* **STATED PROBLEM**: Every record should be repeated exactly, except that pictures are left out.

==== RECORDS TO USE ====

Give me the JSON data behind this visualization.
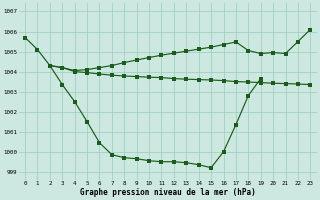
{
  "line_curved_x": [
    0,
    1,
    2,
    3,
    4,
    5,
    6,
    7,
    8,
    9,
    10,
    11,
    12,
    13,
    14,
    15,
    16,
    17,
    18,
    19
  ],
  "line_curved_y": [
    1005.7,
    1005.1,
    1004.3,
    1003.35,
    1002.5,
    1001.5,
    1000.45,
    999.85,
    999.7,
    999.65,
    999.55,
    999.5,
    999.5,
    999.45,
    999.35,
    999.2,
    1000.0,
    1001.35,
    1002.8,
    1003.65
  ],
  "line_upper_x": [
    2,
    3,
    4,
    5,
    6,
    7,
    8,
    9,
    10,
    11,
    12,
    13,
    14,
    15,
    16,
    17,
    18,
    19,
    20,
    21,
    22,
    23
  ],
  "line_upper_y": [
    1004.3,
    1004.2,
    1004.05,
    1004.1,
    1004.2,
    1004.3,
    1004.45,
    1004.58,
    1004.7,
    1004.82,
    1004.92,
    1005.02,
    1005.12,
    1005.22,
    1005.35,
    1005.48,
    1005.05,
    1004.9,
    1004.95,
    1004.9,
    1005.5,
    1006.1
  ],
  "line_flat_x": [
    2,
    3,
    4,
    5,
    6,
    7,
    8,
    9,
    10,
    11,
    12,
    13,
    14,
    15,
    16,
    17,
    18,
    19,
    20,
    21,
    22,
    23
  ],
  "line_flat_y": [
    1004.3,
    1004.2,
    1004.0,
    1003.95,
    1003.88,
    1003.82,
    1003.78,
    1003.75,
    1003.72,
    1003.7,
    1003.65,
    1003.62,
    1003.6,
    1003.58,
    1003.55,
    1003.5,
    1003.48,
    1003.45,
    1003.42,
    1003.4,
    1003.38,
    1003.35
  ],
  "ylim": [
    998.6,
    1007.4
  ],
  "xlim": [
    -0.5,
    23.5
  ],
  "yticks": [
    999,
    1000,
    1001,
    1002,
    1003,
    1004,
    1005,
    1006,
    1007
  ],
  "xticks": [
    0,
    1,
    2,
    3,
    4,
    5,
    6,
    7,
    8,
    9,
    10,
    11,
    12,
    13,
    14,
    15,
    16,
    17,
    18,
    19,
    20,
    21,
    22,
    23
  ],
  "xlabel": "Graphe pression niveau de la mer (hPa)",
  "bg_color": "#cce8e0",
  "line_color": "#1a5c1a",
  "grid_color": "#99ccbb"
}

====

* **EXERCISE OUTPUT**:
Give me the JSON data behind this visualization.
{
  "line_curved_x": [
    0,
    1,
    2,
    3,
    4,
    5,
    6,
    7,
    8,
    9,
    10,
    11,
    12,
    13,
    14,
    15,
    16,
    17,
    18,
    19
  ],
  "line_curved_y": [
    1005.7,
    1005.1,
    1004.3,
    1003.35,
    1002.5,
    1001.5,
    1000.45,
    999.85,
    999.7,
    999.65,
    999.55,
    999.5,
    999.5,
    999.45,
    999.35,
    999.2,
    1000.0,
    1001.35,
    1002.8,
    1003.65
  ],
  "line_upper_x": [
    2,
    3,
    4,
    5,
    6,
    7,
    8,
    9,
    10,
    11,
    12,
    13,
    14,
    15,
    16,
    17,
    18,
    19,
    20,
    21,
    22,
    23
  ],
  "line_upper_y": [
    1004.3,
    1004.2,
    1004.05,
    1004.1,
    1004.2,
    1004.3,
    1004.45,
    1004.58,
    1004.7,
    1004.82,
    1004.92,
    1005.02,
    1005.12,
    1005.22,
    1005.35,
    1005.48,
    1005.05,
    1004.9,
    1004.95,
    1004.9,
    1005.5,
    1006.1
  ],
  "line_flat_x": [
    2,
    3,
    4,
    5,
    6,
    7,
    8,
    9,
    10,
    11,
    12,
    13,
    14,
    15,
    16,
    17,
    18,
    19,
    20,
    21,
    22,
    23
  ],
  "line_flat_y": [
    1004.3,
    1004.2,
    1004.0,
    1003.95,
    1003.88,
    1003.82,
    1003.78,
    1003.75,
    1003.72,
    1003.7,
    1003.65,
    1003.62,
    1003.6,
    1003.58,
    1003.55,
    1003.5,
    1003.48,
    1003.45,
    1003.42,
    1003.4,
    1003.38,
    1003.35
  ],
  "ylim": [
    998.6,
    1007.4
  ],
  "xlim": [
    -0.5,
    23.5
  ],
  "yticks": [
    999,
    1000,
    1001,
    1002,
    1003,
    1004,
    1005,
    1006,
    1007
  ],
  "xticks": [
    0,
    1,
    2,
    3,
    4,
    5,
    6,
    7,
    8,
    9,
    10,
    11,
    12,
    13,
    14,
    15,
    16,
    17,
    18,
    19,
    20,
    21,
    22,
    23
  ],
  "xlabel": "Graphe pression niveau de la mer (hPa)",
  "bg_color": "#cce8e0",
  "line_color": "#1a5c1a",
  "grid_color": "#99ccbb"
}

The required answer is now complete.